== REQUIREMENT ==
Write each line word for word, from the line that contains "Output a JSON" through the last line of the material below.

== DATASET ROWS ==
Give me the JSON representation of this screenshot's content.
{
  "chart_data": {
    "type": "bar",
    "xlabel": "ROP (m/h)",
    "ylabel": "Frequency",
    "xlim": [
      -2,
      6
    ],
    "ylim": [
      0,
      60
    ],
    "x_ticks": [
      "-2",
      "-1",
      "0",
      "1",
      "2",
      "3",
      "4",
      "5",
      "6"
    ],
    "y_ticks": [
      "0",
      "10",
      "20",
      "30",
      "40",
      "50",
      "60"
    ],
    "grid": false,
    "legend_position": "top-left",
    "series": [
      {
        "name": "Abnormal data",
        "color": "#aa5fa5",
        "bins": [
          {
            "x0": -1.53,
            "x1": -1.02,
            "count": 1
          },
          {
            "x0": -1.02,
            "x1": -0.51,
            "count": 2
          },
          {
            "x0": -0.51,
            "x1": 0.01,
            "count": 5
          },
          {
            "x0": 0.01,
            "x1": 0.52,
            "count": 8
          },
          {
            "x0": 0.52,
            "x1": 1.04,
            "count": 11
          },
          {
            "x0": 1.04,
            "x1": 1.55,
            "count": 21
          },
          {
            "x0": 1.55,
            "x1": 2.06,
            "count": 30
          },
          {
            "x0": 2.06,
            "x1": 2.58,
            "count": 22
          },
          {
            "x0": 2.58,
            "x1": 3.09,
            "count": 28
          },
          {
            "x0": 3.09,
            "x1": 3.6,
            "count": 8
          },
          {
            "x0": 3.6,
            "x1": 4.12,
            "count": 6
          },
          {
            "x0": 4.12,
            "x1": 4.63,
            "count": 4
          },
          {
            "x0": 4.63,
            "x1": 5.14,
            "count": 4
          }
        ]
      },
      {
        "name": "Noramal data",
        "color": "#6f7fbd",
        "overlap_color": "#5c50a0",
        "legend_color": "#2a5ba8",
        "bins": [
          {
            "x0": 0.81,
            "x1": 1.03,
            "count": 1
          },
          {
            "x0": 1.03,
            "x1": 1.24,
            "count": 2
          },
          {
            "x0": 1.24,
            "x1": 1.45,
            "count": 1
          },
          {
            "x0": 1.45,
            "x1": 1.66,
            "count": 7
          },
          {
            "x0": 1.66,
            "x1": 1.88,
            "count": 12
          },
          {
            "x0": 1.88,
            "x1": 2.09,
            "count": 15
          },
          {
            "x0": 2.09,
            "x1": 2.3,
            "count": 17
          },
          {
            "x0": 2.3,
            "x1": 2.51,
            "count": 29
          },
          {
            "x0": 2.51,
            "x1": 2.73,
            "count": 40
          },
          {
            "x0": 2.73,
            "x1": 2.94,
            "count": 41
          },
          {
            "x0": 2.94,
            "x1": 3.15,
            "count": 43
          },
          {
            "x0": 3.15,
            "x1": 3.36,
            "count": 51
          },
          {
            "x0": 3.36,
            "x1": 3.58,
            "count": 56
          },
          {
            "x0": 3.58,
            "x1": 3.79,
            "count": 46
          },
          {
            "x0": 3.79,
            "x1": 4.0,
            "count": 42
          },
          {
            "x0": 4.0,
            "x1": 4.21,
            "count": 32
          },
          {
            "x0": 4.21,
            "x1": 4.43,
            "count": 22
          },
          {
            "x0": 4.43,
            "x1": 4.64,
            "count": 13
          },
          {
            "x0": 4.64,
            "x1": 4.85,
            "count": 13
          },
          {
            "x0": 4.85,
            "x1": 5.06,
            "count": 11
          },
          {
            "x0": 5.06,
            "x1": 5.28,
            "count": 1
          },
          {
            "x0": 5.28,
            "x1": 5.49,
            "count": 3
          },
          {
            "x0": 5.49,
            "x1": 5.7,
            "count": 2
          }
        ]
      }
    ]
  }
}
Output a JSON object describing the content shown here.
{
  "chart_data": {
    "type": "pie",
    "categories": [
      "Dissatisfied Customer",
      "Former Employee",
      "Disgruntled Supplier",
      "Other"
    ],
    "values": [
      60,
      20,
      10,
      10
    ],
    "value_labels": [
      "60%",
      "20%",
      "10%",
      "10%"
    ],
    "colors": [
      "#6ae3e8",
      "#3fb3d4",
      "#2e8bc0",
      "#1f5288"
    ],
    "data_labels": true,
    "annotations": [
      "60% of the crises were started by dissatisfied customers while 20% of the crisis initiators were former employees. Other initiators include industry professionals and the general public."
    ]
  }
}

== IN RESPONSE ==
Output a JSON object describing the content shown here.
{
  "chart_data": {
    "type": "pie",
    "categories": [
      "Dissatisfied Customer",
      "Former Employee",
      "Disgruntled Supplier",
      "Other"
    ],
    "values": [
      60,
      20,
      10,
      10
    ],
    "value_labels": [
      "60%",
      "20%",
      "10%",
      "10%"
    ],
    "colors": [
      "#6ae3e8",
      "#3fb3d4",
      "#2e8bc0",
      "#1f5288"
    ],
    "data_labels": true,
    "annotations": [
      "60% of the crises were started by dissatisfied customers while 20% of the crisis initiators were former employees. Other initiators include industry professionals and the general public."
    ]
  }
}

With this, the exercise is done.